• [Information shown]:

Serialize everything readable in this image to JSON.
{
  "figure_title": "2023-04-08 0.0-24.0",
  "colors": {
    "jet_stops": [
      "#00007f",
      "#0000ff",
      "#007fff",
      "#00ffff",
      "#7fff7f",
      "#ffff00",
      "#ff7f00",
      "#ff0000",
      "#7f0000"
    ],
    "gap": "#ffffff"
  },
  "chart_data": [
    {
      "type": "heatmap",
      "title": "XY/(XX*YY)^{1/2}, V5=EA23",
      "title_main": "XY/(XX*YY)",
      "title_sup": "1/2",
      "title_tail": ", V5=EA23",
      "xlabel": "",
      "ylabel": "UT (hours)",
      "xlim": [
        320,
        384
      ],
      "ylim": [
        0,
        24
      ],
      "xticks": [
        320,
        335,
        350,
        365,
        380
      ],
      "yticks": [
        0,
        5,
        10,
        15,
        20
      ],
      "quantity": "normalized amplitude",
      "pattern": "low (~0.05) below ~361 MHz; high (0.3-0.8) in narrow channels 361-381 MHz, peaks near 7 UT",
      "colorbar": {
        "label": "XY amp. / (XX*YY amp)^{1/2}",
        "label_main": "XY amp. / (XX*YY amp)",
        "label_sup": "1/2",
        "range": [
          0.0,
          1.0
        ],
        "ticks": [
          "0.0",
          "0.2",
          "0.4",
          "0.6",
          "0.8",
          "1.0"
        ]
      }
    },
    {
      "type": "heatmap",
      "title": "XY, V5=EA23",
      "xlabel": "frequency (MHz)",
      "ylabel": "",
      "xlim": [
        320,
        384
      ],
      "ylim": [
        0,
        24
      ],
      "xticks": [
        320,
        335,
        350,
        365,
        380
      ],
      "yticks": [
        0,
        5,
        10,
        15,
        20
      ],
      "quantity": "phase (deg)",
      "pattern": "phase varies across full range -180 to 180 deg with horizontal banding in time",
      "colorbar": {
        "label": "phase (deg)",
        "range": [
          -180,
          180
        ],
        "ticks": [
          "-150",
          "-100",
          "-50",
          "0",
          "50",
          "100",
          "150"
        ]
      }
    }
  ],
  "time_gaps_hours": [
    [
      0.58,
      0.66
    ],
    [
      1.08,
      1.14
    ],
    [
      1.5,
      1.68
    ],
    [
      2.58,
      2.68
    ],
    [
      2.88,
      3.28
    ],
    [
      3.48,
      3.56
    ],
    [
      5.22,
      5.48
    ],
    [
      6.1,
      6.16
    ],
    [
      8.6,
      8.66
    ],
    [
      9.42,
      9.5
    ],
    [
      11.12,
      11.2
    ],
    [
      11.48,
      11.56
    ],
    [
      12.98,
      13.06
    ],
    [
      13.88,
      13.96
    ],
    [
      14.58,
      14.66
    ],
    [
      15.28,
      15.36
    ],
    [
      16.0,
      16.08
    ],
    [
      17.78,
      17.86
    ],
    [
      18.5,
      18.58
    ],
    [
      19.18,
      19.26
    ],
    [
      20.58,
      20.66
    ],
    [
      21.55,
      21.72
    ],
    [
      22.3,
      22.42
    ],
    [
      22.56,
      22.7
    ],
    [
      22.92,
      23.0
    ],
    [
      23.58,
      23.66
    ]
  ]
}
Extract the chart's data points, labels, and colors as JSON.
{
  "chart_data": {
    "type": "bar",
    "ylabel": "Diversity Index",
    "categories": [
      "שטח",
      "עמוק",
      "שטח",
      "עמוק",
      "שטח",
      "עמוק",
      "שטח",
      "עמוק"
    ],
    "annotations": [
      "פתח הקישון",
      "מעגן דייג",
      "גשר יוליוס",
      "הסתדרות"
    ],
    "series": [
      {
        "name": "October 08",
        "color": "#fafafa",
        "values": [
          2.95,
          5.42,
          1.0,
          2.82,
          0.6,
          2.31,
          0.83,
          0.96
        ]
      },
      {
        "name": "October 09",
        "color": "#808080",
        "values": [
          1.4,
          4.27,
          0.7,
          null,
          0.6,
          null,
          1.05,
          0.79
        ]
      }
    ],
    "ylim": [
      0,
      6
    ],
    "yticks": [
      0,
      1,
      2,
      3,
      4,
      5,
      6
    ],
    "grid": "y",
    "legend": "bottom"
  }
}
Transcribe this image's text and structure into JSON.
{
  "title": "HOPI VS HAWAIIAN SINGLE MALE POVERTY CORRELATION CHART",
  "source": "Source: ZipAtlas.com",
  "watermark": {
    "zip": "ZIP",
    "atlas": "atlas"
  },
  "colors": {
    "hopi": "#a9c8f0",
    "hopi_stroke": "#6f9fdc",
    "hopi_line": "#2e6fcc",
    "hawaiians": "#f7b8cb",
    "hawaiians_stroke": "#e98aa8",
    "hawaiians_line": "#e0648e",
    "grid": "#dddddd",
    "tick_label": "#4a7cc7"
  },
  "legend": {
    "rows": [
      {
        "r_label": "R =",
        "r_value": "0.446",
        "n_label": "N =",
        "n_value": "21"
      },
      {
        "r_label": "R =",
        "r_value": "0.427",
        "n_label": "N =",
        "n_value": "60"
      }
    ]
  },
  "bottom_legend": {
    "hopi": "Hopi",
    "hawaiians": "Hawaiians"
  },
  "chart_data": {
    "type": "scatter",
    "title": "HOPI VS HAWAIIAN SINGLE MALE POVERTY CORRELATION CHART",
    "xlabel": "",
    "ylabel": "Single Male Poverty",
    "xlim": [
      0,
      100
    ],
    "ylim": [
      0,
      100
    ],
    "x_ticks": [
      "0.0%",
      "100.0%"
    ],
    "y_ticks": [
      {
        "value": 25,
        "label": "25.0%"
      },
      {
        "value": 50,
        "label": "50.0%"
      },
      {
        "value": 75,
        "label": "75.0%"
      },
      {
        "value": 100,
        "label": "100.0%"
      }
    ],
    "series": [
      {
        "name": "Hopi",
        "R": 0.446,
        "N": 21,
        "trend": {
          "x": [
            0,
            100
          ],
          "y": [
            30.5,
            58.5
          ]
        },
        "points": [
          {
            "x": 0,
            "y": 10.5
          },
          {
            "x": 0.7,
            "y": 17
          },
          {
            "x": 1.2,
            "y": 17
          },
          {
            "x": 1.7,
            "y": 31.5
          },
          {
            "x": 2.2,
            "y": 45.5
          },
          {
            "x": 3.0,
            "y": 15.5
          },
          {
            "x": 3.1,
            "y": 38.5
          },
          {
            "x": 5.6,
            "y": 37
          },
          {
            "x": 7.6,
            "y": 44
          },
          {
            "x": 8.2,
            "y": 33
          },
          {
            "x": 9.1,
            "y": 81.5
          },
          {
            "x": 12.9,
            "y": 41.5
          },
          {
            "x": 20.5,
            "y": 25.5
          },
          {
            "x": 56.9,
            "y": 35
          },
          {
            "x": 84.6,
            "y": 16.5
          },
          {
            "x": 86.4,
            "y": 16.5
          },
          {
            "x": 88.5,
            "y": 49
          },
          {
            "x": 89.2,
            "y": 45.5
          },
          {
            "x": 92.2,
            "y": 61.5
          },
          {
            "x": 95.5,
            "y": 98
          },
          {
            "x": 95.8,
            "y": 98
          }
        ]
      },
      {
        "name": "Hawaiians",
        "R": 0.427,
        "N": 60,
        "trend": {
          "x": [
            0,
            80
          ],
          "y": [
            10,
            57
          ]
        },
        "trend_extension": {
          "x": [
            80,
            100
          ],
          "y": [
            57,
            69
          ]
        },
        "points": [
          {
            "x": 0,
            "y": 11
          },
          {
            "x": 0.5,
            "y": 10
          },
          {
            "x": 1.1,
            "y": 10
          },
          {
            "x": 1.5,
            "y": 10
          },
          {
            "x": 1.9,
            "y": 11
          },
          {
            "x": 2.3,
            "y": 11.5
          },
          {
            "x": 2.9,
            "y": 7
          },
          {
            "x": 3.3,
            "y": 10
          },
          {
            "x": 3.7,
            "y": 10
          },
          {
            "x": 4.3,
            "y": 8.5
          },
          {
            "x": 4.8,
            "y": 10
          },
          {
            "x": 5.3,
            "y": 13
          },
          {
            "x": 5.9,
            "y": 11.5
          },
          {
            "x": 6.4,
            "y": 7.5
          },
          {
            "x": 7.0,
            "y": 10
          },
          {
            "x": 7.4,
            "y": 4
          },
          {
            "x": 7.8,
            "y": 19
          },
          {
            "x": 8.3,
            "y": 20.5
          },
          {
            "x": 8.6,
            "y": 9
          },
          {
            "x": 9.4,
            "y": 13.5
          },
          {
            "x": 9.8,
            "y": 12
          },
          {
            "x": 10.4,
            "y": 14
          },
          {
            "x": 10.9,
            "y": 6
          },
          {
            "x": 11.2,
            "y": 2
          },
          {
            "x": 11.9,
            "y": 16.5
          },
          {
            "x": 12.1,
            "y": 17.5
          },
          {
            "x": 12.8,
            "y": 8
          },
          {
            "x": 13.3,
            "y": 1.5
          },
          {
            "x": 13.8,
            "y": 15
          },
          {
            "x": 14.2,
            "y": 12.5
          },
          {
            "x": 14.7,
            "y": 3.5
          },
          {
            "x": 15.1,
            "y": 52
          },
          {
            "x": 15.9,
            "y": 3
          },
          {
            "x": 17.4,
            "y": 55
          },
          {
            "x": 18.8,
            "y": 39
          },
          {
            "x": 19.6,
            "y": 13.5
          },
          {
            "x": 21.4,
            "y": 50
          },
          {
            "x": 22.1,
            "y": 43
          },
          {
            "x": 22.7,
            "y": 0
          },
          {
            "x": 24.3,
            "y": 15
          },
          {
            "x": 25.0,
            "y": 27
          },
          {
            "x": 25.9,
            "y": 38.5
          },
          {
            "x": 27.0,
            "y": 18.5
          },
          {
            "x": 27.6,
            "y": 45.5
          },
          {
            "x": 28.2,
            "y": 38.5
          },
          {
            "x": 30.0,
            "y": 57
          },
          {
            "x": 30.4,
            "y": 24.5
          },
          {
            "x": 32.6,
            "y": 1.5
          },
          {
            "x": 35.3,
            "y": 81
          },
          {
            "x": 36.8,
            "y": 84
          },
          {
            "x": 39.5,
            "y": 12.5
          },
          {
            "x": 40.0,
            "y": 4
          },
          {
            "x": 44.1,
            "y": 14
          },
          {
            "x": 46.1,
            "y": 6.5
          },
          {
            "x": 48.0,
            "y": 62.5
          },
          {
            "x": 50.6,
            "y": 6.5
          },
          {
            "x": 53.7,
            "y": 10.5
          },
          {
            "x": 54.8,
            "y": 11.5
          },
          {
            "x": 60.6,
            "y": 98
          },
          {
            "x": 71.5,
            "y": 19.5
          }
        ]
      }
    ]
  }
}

• [Stated goal]: Find every line in the listing that holds the string "ylabel", then say how many there are as a bare number.

• [Answer to the exercise]: 4